== Information given ==

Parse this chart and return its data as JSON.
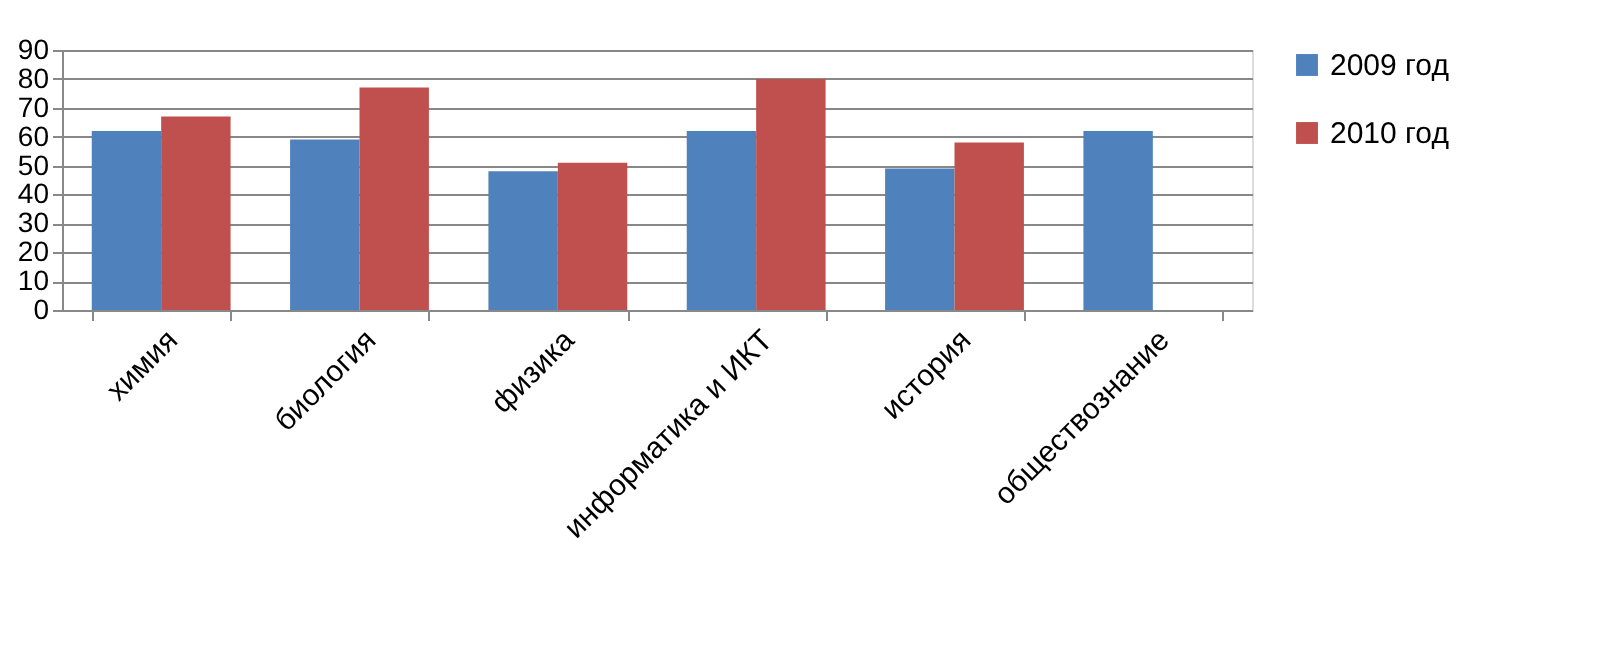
{
  "chart_data": {
    "type": "bar",
    "categories": [
      "химия",
      "биология",
      "физика",
      "информатика и ИКТ",
      "история",
      "обществознание"
    ],
    "series": [
      {
        "name": "2009 год",
        "color": "#4f81bd",
        "values": [
          62,
          59,
          48,
          62,
          49,
          62
        ]
      },
      {
        "name": "2010 год",
        "color": "#c0504d",
        "values": [
          67,
          77,
          51,
          80,
          58,
          null
        ]
      }
    ],
    "ylim": [
      0,
      90
    ],
    "yticks": [
      0,
      10,
      20,
      30,
      40,
      50,
      60,
      70,
      80,
      90
    ],
    "grid": "y",
    "legend": "right"
  }
}
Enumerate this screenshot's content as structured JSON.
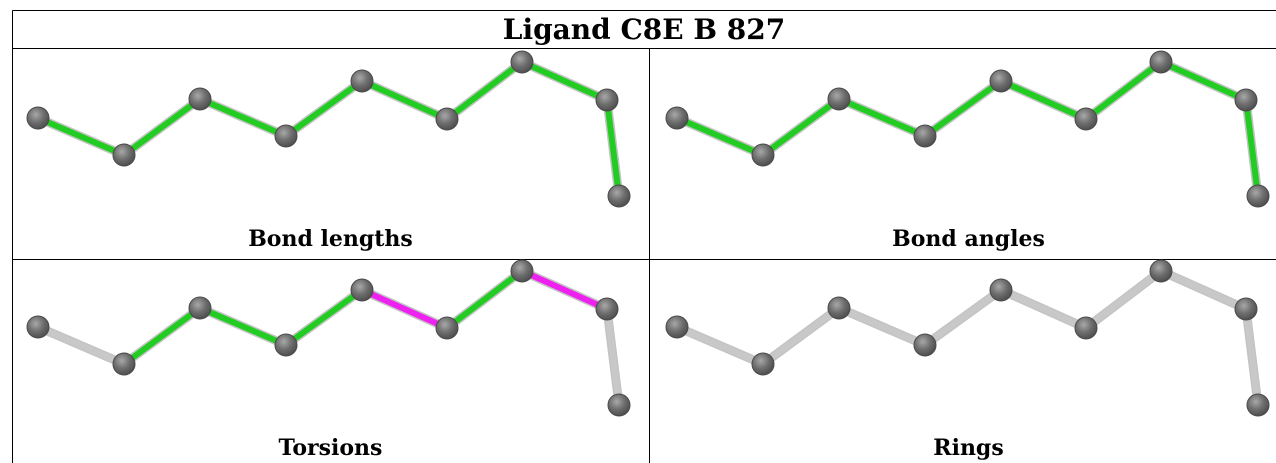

===

** What is needed **
Skip the images and write out the rest of the listing exactly.

** Solution to the problem **
Parse this chart and return its data as JSON.
{
  "chart_data": {
    "type": "bar",
    "categories": [
      "химия",
      "биология",
      "физика",
      "информатика и ИКТ",
      "история",
      "обществознание"
    ],
    "series": [
      {
        "name": "2009 год",
        "color": "#4f81bd",
        "values": [
          62,
          59,
          48,
          62,
          49,
          62
        ]
      },
      {
        "name": "2010 год",
        "color": "#c0504d",
        "values": [
          67,
          77,
          51,
          80,
          58,
          null
        ]
      }
    ],
    "ylim": [
      0,
      90
    ],
    "yticks": [
      0,
      10,
      20,
      30,
      40,
      50,
      60,
      70,
      80,
      90
    ],
    "grid": "y",
    "legend": "right"
  }
}
Enumerate this screenshot's content as structured JSON.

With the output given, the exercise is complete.